begin ENTRIES SHOWN

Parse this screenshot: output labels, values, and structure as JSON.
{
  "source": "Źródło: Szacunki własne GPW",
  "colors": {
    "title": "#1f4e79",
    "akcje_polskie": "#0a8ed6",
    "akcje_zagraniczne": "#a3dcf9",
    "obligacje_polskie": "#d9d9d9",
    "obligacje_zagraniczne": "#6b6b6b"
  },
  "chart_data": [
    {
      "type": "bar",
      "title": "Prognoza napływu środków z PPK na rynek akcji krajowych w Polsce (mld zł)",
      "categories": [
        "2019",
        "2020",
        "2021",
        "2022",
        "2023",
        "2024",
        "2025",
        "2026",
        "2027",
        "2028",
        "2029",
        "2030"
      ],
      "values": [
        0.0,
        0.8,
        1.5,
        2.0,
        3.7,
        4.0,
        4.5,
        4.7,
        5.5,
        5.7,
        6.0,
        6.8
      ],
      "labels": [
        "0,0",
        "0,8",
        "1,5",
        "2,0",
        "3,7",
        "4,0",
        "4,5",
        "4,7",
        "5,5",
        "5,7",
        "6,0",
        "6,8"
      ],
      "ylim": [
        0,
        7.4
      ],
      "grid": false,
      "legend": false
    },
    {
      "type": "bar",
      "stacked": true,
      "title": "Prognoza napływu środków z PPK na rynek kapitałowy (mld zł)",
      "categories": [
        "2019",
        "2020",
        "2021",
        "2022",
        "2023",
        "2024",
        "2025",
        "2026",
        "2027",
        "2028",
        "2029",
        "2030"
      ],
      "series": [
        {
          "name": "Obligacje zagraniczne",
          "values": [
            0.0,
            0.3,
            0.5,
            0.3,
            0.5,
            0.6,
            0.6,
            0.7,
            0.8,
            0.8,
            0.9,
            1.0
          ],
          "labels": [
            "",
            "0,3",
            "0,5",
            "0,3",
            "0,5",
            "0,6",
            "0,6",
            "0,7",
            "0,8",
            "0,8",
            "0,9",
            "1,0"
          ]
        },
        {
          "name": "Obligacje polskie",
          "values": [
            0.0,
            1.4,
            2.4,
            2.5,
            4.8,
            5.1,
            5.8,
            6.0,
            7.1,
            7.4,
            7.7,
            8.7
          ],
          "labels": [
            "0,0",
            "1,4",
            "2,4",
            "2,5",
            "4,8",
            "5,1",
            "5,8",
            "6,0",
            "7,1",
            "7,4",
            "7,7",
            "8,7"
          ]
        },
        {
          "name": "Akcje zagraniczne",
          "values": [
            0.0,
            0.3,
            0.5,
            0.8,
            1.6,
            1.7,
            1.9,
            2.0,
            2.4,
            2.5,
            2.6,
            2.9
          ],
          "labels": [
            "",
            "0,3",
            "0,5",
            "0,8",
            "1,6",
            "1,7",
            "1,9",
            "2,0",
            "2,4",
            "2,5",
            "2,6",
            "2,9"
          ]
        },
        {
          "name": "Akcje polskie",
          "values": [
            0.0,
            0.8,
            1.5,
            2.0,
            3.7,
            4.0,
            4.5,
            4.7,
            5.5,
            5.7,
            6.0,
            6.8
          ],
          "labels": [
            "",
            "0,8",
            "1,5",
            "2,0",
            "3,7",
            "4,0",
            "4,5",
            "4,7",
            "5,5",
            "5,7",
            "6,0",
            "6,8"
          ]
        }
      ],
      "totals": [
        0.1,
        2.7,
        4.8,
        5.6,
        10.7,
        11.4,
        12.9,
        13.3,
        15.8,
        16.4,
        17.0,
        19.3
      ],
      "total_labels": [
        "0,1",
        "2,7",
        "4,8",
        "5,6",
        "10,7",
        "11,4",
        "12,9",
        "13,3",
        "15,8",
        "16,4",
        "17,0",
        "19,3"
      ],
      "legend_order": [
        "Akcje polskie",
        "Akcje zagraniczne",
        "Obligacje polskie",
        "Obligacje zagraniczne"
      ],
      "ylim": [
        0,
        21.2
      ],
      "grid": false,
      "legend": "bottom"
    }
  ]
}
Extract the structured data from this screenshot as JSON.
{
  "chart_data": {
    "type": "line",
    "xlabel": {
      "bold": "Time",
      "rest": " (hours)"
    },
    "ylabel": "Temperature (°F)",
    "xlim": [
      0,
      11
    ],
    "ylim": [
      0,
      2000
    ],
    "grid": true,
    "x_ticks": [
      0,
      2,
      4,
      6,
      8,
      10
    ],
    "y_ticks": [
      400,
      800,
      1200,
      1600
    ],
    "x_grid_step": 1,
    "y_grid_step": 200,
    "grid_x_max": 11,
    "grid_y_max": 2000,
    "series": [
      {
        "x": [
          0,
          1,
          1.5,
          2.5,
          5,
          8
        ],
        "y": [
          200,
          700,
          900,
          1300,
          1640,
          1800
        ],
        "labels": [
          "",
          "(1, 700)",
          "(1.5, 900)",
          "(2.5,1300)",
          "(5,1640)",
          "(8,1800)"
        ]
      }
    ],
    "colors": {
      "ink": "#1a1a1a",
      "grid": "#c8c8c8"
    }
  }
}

end ENTRIES SHOWN

## JOB
Say the number of lines in the listing that hold "this", with no added words.

## ANSWER TO THE PROBLEM
2